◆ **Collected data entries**
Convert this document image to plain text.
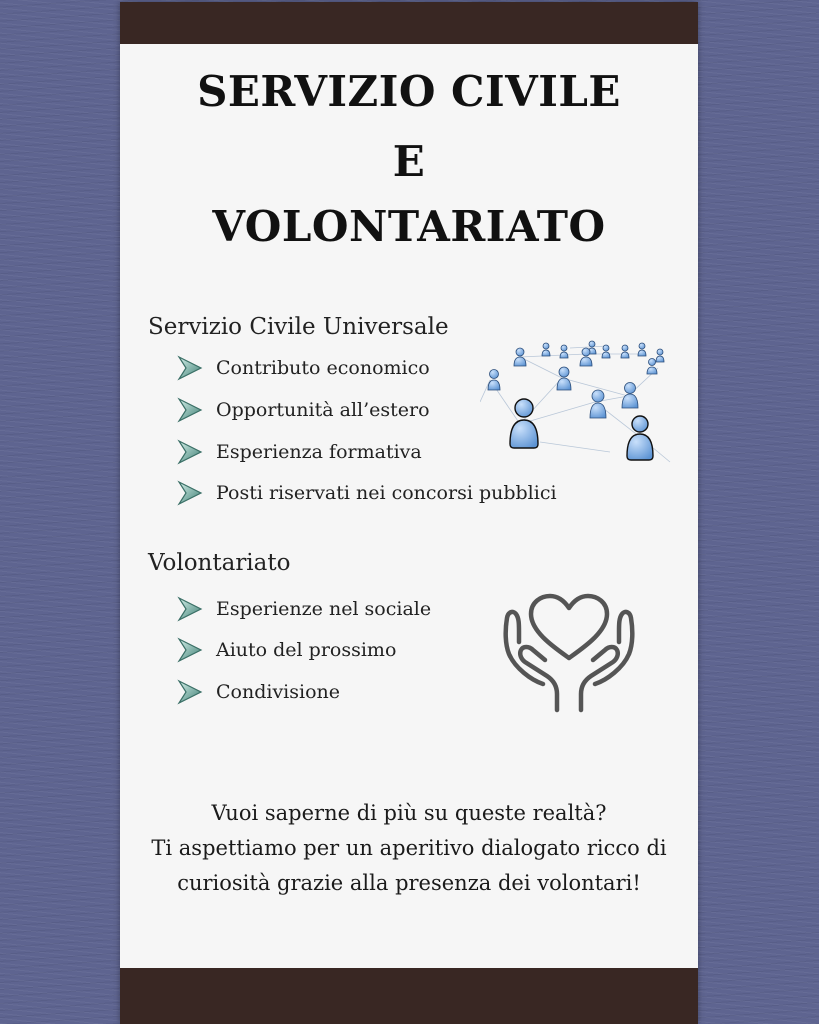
SERVIZIO CIVILE
E
VOLONTARIATO
Servizio Civile Universale
Contributo economico
Opportunità all’estero
Esperienza formativa
Posti riservati nei concorsi pubblici
Volontariato
Esperienze nel sociale
Aiuto del prossimo
Condivisione
Vuoi saperne di più su queste realtà?
Ti aspettiamo per un aperitivo dialogato ricco di
curiosità grazie alla presenza dei volontari!
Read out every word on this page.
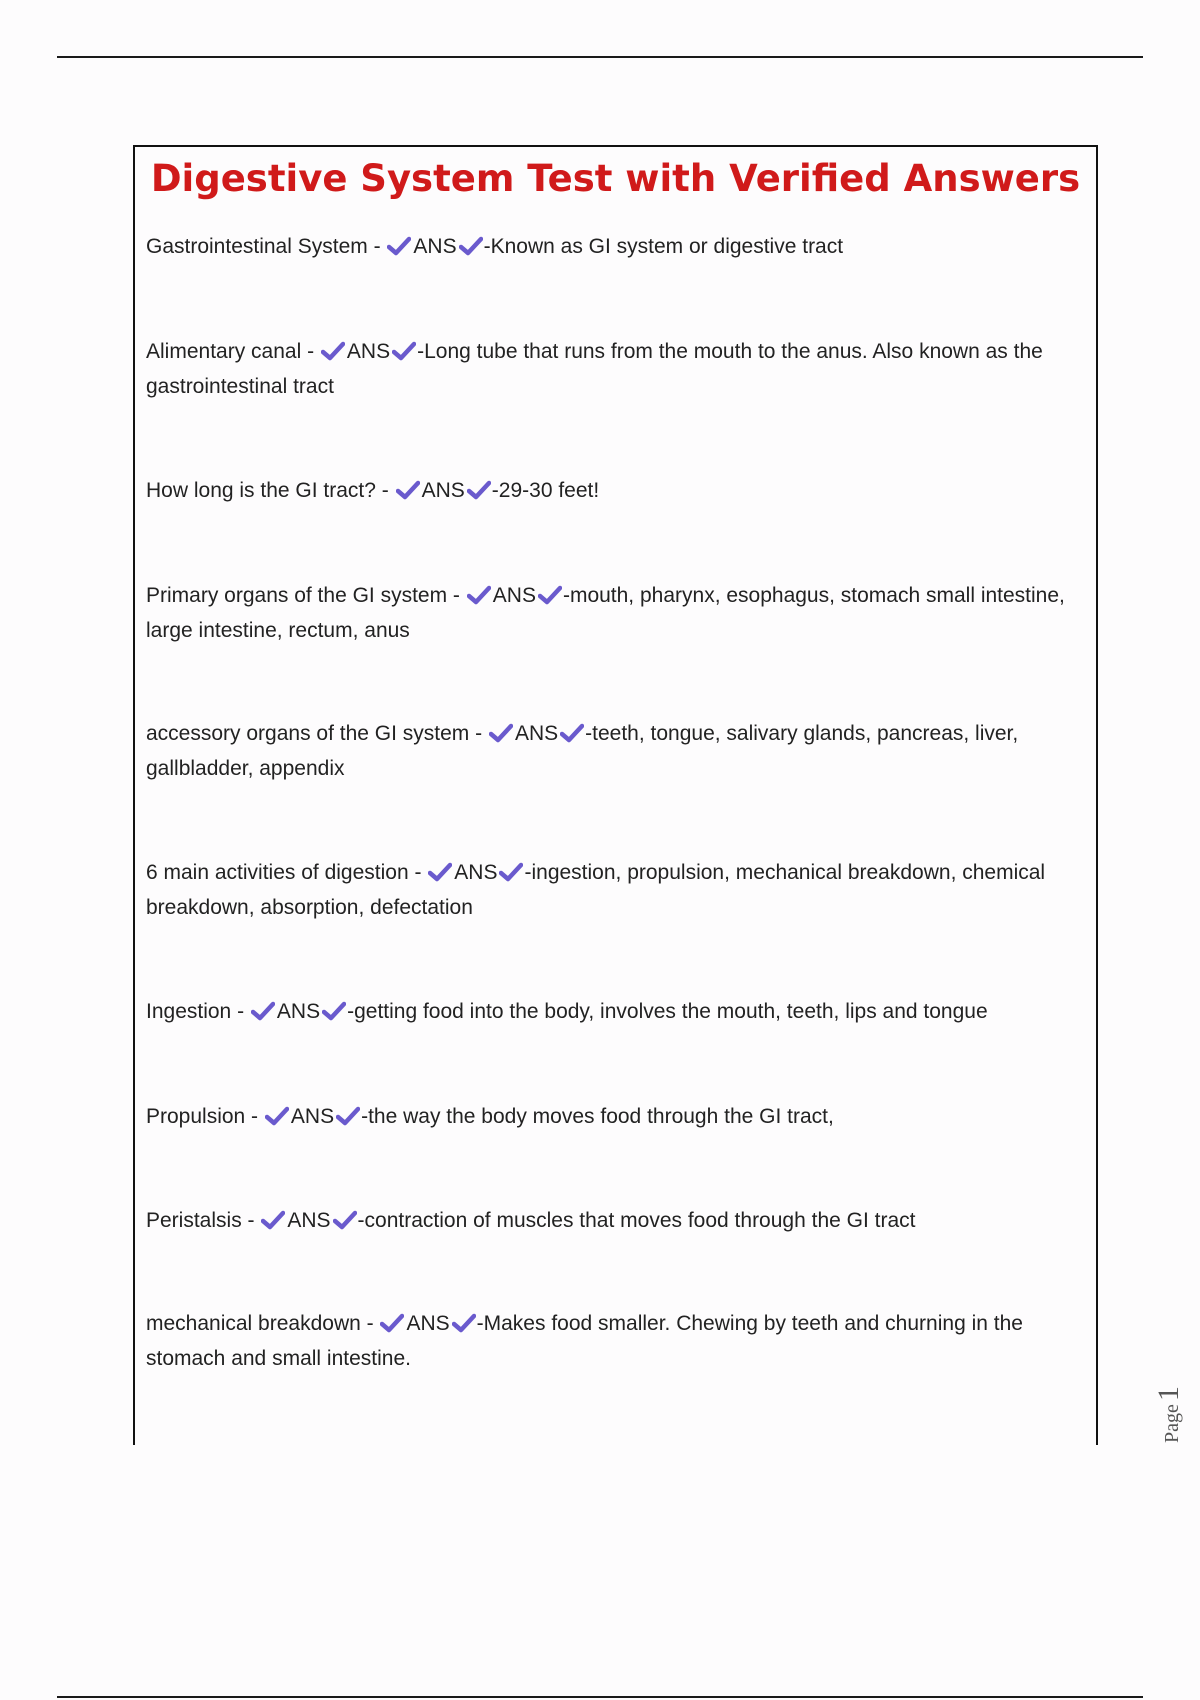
Digestive System Test with Verified Answers
Gastrointestinal System -
ANS -Known as GI system or digestive tract
Alimentary canal -
ANS -Long tube that runs from the mouth to the anus. Also known as the gastrointestinal tract
How long is the GI tract? -
ANS -29-30 feet!
Primary organs of the GI system -
ANS -mouth, pharynx, esophagus, stomach small intestine, large intestine, rectum, anus
accessory organs of the GI system -
ANS -teeth, tongue, salivary glands, pancreas, liver, gallbladder, appendix
6 main activities of digestion -
ANS -ingestion, propulsion, mechanical breakdown, chemical breakdown, absorption, defectation
Ingestion -
ANS -getting food into the body, involves the mouth, teeth, lips and tongue
Propulsion -
ANS -the way the body moves food through the GI tract,
Peristalsis -
ANS -contraction of muscles that moves food through the GI tract
mechanical breakdown -
ANS -Makes food smaller. Chewing by teeth and churning in the stomach and small intestine.
Page1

◆ **AIM**
All the lines above are to be given again exactly as they read, with the pictures removed.

◆ **PROBLEM SOLUTION**
Convert this document image to plain text.
SERVIZIO CIVILE
E
VOLONTARIATO
Servizio Civile Universale
Contributo economico
Opportunità all’estero
Esperienza formativa
Posti riservati nei concorsi pubblici
Volontariato
Esperienze nel sociale
Aiuto del prossimo
Condivisione
Vuoi saperne di più su queste realtà?
Ti aspettiamo per un aperitivo dialogato ricco di
curiosità grazie alla presenza dei volontari!
Read out every word on this page.
Digestive System Test with Verified Answers
Gastrointestinal System -
ANS -Known as GI system or digestive tract
Alimentary canal -
ANS -Long tube that runs from the mouth to the anus. Also known as the gastrointestinal tract
How long is the GI tract? -
ANS -29-30 feet!
Primary organs of the GI system -
ANS -mouth, pharynx, esophagus, stomach small intestine, large intestine, rectum, anus
accessory organs of the GI system -
ANS -teeth, tongue, salivary glands, pancreas, liver, gallbladder, appendix
6 main activities of digestion -
ANS -ingestion, propulsion, mechanical breakdown, chemical breakdown, absorption, defectation
Ingestion -
ANS -getting food into the body, involves the mouth, teeth, lips and tongue
Propulsion -
ANS -the way the body moves food through the GI tract,
Peristalsis -
ANS -contraction of muscles that moves food through the GI tract
mechanical breakdown -
ANS -Makes food smaller. Chewing by teeth and churning in the stomach and small intestine.
Page1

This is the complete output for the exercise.